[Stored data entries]
·····

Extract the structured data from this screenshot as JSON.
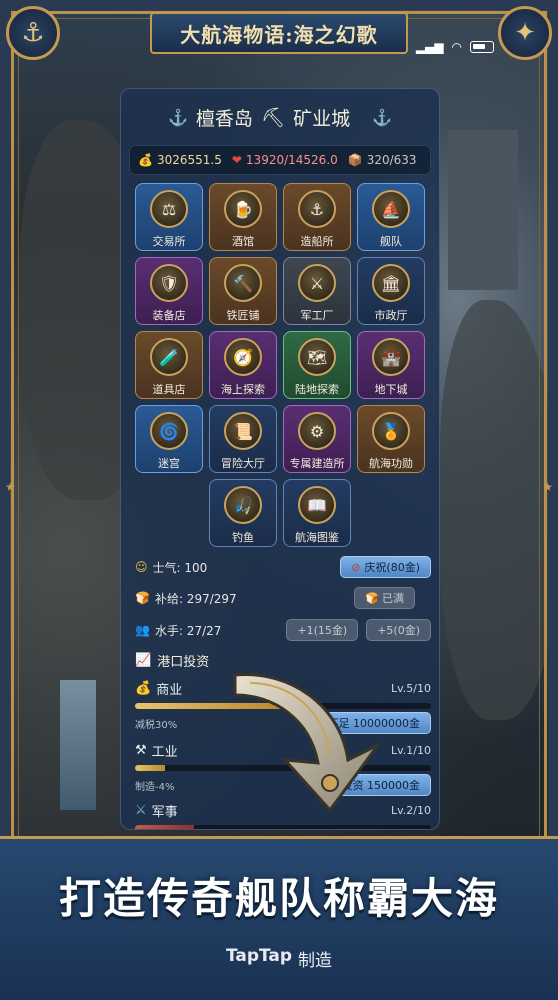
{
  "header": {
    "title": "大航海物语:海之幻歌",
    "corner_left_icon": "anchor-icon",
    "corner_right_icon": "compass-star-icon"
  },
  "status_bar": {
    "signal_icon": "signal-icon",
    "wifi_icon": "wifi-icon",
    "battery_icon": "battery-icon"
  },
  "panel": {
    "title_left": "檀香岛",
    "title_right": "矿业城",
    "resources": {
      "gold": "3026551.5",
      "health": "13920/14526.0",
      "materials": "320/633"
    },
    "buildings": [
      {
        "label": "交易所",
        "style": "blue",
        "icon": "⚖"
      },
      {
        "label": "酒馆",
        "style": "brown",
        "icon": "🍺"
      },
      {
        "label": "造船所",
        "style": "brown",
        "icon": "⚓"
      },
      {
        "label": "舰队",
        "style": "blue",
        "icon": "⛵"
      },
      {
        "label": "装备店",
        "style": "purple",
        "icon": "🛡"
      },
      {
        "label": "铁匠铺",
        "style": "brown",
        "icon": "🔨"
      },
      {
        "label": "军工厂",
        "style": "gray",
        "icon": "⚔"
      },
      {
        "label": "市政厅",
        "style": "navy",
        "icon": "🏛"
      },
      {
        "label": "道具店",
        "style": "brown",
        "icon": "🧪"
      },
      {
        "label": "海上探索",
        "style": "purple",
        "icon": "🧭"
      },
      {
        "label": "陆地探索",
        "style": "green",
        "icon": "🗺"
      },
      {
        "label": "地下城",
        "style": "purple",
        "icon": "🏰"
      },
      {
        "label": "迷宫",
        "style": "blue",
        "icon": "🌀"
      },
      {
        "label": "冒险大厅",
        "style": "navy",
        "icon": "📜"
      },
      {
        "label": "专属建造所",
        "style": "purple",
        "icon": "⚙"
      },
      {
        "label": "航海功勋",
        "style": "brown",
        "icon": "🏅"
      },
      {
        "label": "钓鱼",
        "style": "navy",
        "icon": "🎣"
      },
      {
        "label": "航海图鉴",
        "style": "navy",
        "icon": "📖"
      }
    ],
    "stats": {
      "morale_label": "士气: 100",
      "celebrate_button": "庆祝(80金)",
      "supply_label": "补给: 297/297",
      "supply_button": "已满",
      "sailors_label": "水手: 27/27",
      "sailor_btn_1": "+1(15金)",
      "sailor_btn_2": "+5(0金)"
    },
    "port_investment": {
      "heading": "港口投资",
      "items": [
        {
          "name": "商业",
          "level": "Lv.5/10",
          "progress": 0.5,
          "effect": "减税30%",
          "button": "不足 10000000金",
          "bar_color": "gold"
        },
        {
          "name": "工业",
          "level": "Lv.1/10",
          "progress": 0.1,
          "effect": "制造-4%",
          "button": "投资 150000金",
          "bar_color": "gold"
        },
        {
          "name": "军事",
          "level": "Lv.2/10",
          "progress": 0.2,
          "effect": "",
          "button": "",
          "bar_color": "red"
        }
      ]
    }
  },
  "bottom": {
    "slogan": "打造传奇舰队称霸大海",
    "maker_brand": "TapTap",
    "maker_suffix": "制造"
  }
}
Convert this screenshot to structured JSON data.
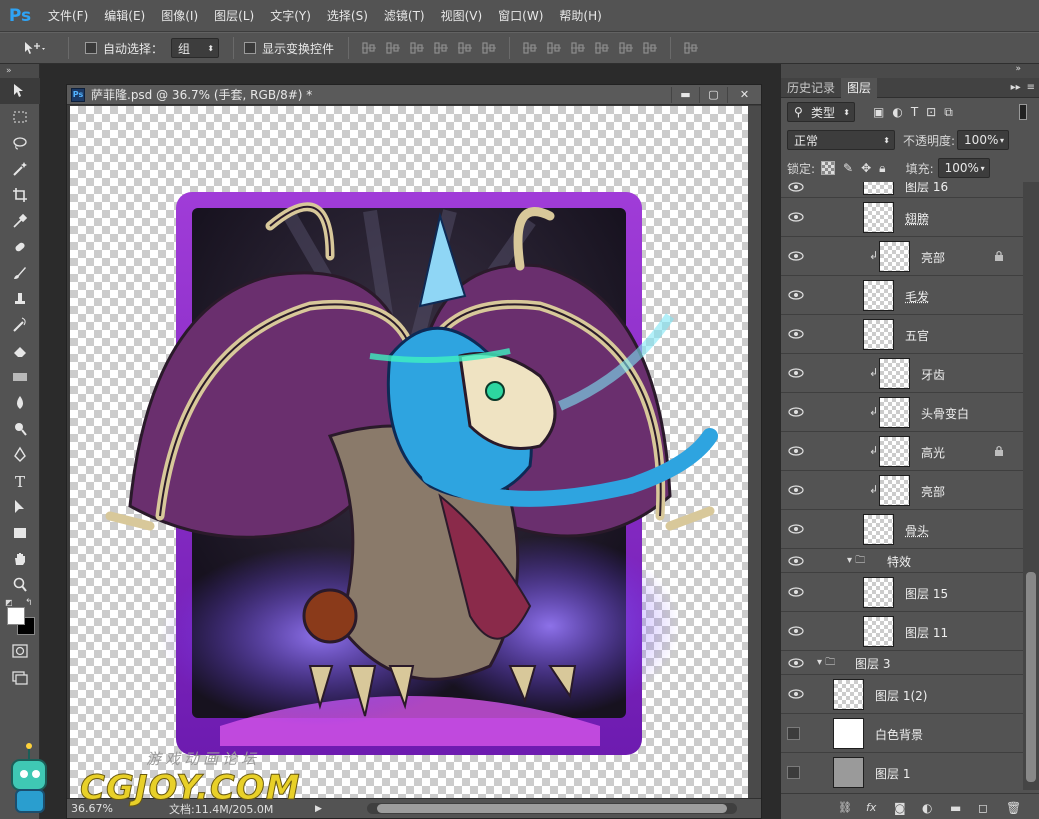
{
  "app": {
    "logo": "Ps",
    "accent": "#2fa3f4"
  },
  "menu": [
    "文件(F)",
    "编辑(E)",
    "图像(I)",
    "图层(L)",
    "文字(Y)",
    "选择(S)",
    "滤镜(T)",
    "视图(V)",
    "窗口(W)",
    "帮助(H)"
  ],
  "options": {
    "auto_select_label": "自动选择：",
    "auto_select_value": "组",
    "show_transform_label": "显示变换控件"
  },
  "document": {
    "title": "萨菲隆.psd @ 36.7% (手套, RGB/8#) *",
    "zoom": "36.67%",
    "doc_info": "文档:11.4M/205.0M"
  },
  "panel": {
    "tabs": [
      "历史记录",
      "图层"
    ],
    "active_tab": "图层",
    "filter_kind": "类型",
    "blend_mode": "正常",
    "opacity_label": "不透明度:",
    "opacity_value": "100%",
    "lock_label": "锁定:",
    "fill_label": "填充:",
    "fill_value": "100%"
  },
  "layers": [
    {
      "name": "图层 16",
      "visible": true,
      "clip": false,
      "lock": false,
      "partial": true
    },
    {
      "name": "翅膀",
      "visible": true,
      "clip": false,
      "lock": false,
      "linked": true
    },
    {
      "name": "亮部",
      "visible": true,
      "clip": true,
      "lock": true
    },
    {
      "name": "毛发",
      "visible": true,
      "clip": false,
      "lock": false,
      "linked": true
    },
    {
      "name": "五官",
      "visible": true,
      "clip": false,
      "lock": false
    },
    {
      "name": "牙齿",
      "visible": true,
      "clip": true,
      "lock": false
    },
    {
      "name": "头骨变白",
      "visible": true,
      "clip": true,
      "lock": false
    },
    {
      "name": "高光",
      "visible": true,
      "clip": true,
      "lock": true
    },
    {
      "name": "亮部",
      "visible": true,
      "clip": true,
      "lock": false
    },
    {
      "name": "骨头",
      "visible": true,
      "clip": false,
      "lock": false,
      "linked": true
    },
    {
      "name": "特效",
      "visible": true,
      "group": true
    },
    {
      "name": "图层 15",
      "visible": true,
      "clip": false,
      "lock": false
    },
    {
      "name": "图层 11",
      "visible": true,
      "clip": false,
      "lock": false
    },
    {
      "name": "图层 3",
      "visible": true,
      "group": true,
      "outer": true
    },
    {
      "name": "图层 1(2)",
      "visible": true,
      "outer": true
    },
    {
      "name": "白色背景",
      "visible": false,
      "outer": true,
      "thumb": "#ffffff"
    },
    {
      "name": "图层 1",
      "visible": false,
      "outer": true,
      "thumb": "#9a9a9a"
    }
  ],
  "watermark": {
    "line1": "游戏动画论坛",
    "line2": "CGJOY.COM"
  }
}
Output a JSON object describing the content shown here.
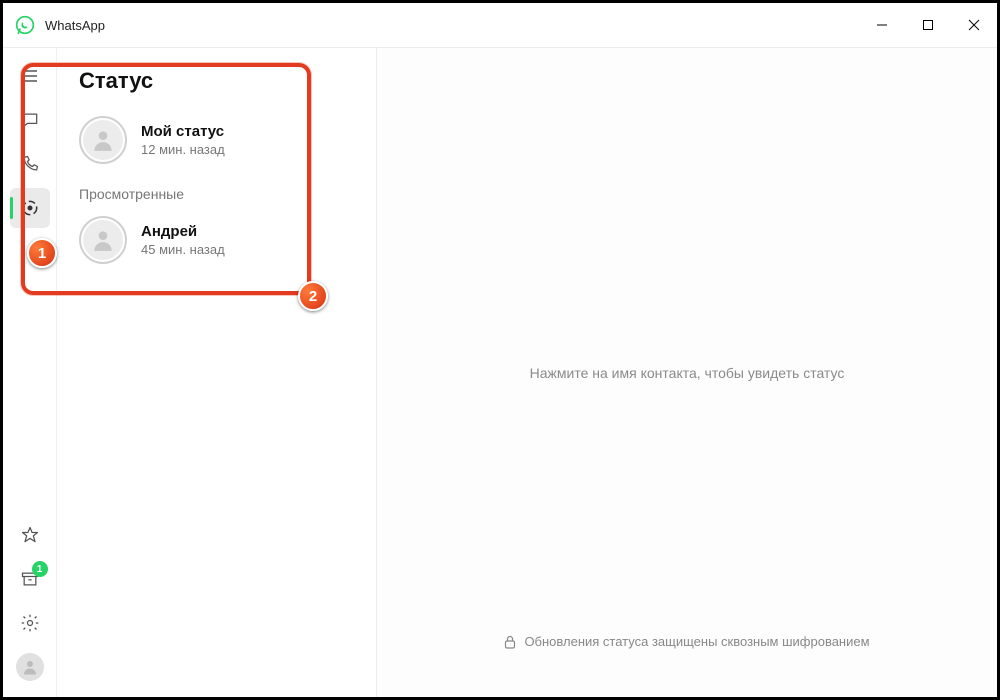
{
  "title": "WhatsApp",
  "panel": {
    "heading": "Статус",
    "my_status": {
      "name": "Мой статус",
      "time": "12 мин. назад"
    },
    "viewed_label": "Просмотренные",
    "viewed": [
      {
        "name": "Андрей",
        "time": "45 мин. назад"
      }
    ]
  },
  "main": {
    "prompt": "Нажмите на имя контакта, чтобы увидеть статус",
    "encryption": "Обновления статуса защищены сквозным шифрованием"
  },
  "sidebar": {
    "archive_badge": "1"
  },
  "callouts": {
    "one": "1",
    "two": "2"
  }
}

·····

### [THE PROBLEM]
Nothing in the entries should change as you copy them, except that the pictures are left out.

### [REPLY]
Extract the structured data from this screenshot as JSON.
{
  "header": {
    "title": "大航海物语:海之幻歌",
    "corner_left_icon": "anchor-icon",
    "corner_right_icon": "compass-star-icon"
  },
  "status_bar": {
    "signal_icon": "signal-icon",
    "wifi_icon": "wifi-icon",
    "battery_icon": "battery-icon"
  },
  "panel": {
    "title_left": "檀香岛",
    "title_right": "矿业城",
    "resources": {
      "gold": "3026551.5",
      "health": "13920/14526.0",
      "materials": "320/633"
    },
    "buildings": [
      {
        "label": "交易所",
        "style": "blue",
        "icon": "⚖"
      },
      {
        "label": "酒馆",
        "style": "brown",
        "icon": "🍺"
      },
      {
        "label": "造船所",
        "style": "brown",
        "icon": "⚓"
      },
      {
        "label": "舰队",
        "style": "blue",
        "icon": "⛵"
      },
      {
        "label": "装备店",
        "style": "purple",
        "icon": "🛡"
      },
      {
        "label": "铁匠铺",
        "style": "brown",
        "icon": "🔨"
      },
      {
        "label": "军工厂",
        "style": "gray",
        "icon": "⚔"
      },
      {
        "label": "市政厅",
        "style": "navy",
        "icon": "🏛"
      },
      {
        "label": "道具店",
        "style": "brown",
        "icon": "🧪"
      },
      {
        "label": "海上探索",
        "style": "purple",
        "icon": "🧭"
      },
      {
        "label": "陆地探索",
        "style": "green",
        "icon": "🗺"
      },
      {
        "label": "地下城",
        "style": "purple",
        "icon": "🏰"
      },
      {
        "label": "迷宫",
        "style": "blue",
        "icon": "🌀"
      },
      {
        "label": "冒险大厅",
        "style": "navy",
        "icon": "📜"
      },
      {
        "label": "专属建造所",
        "style": "purple",
        "icon": "⚙"
      },
      {
        "label": "航海功勋",
        "style": "brown",
        "icon": "🏅"
      },
      {
        "label": "钓鱼",
        "style": "navy",
        "icon": "🎣"
      },
      {
        "label": "航海图鉴",
        "style": "navy",
        "icon": "📖"
      }
    ],
    "stats": {
      "morale_label": "士气: 100",
      "celebrate_button": "庆祝(80金)",
      "supply_label": "补给: 297/297",
      "supply_button": "已满",
      "sailors_label": "水手: 27/27",
      "sailor_btn_1": "+1(15金)",
      "sailor_btn_2": "+5(0金)"
    },
    "port_investment": {
      "heading": "港口投资",
      "items": [
        {
          "name": "商业",
          "level": "Lv.5/10",
          "progress": 0.5,
          "effect": "减税30%",
          "button": "不足 10000000金",
          "bar_color": "gold"
        },
        {
          "name": "工业",
          "level": "Lv.1/10",
          "progress": 0.1,
          "effect": "制造-4%",
          "button": "投资 150000金",
          "bar_color": "gold"
        },
        {
          "name": "军事",
          "level": "Lv.2/10",
          "progress": 0.2,
          "effect": "",
          "button": "",
          "bar_color": "red"
        }
      ]
    }
  },
  "bottom": {
    "slogan": "打造传奇舰队称霸大海",
    "maker_brand": "TapTap",
    "maker_suffix": "制造"
  }
}
Convert this screenshot to structured JSON data.
{
  "app": {
    "logo": "Ps",
    "accent": "#2fa3f4"
  },
  "menu": [
    "文件(F)",
    "编辑(E)",
    "图像(I)",
    "图层(L)",
    "文字(Y)",
    "选择(S)",
    "滤镜(T)",
    "视图(V)",
    "窗口(W)",
    "帮助(H)"
  ],
  "options": {
    "auto_select_label": "自动选择：",
    "auto_select_value": "组",
    "show_transform_label": "显示变换控件"
  },
  "document": {
    "title": "萨菲隆.psd @ 36.7% (手套, RGB/8#) *",
    "zoom": "36.67%",
    "doc_info": "文档:11.4M/205.0M"
  },
  "panel": {
    "tabs": [
      "历史记录",
      "图层"
    ],
    "active_tab": "图层",
    "filter_kind": "类型",
    "blend_mode": "正常",
    "opacity_label": "不透明度:",
    "opacity_value": "100%",
    "lock_label": "锁定:",
    "fill_label": "填充:",
    "fill_value": "100%"
  },
  "layers": [
    {
      "name": "图层 16",
      "visible": true,
      "clip": false,
      "lock": false,
      "partial": true
    },
    {
      "name": "翅膀",
      "visible": true,
      "clip": false,
      "lock": false,
      "linked": true
    },
    {
      "name": "亮部",
      "visible": true,
      "clip": true,
      "lock": true
    },
    {
      "name": "毛发",
      "visible": true,
      "clip": false,
      "lock": false,
      "linked": true
    },
    {
      "name": "五官",
      "visible": true,
      "clip": false,
      "lock": false
    },
    {
      "name": "牙齿",
      "visible": true,
      "clip": true,
      "lock": false
    },
    {
      "name": "头骨变白",
      "visible": true,
      "clip": true,
      "lock": false
    },
    {
      "name": "高光",
      "visible": true,
      "clip": true,
      "lock": true
    },
    {
      "name": "亮部",
      "visible": true,
      "clip": true,
      "lock": false
    },
    {
      "name": "骨头",
      "visible": true,
      "clip": false,
      "lock": false,
      "linked": true
    },
    {
      "name": "特效",
      "visible": true,
      "group": true
    },
    {
      "name": "图层 15",
      "visible": true,
      "clip": false,
      "lock": false
    },
    {
      "name": "图层 11",
      "visible": true,
      "clip": false,
      "lock": false
    },
    {
      "name": "图层 3",
      "visible": true,
      "group": true,
      "outer": true
    },
    {
      "name": "图层 1(2)",
      "visible": true,
      "outer": true
    },
    {
      "name": "白色背景",
      "visible": false,
      "outer": true,
      "thumb": "#ffffff"
    },
    {
      "name": "图层 1",
      "visible": false,
      "outer": true,
      "thumb": "#9a9a9a"
    }
  ],
  "watermark": {
    "line1": "游戏动画论坛",
    "line2": "CGJOY.COM"
  }
}
Output a JSON object describing the content shown here.
{
  "title": "WhatsApp",
  "panel": {
    "heading": "Статус",
    "my_status": {
      "name": "Мой статус",
      "time": "12 мин. назад"
    },
    "viewed_label": "Просмотренные",
    "viewed": [
      {
        "name": "Андрей",
        "time": "45 мин. назад"
      }
    ]
  },
  "main": {
    "prompt": "Нажмите на имя контакта, чтобы увидеть статус",
    "encryption": "Обновления статуса защищены сквозным шифрованием"
  },
  "sidebar": {
    "archive_badge": "1"
  },
  "callouts": {
    "one": "1",
    "two": "2"
  }
}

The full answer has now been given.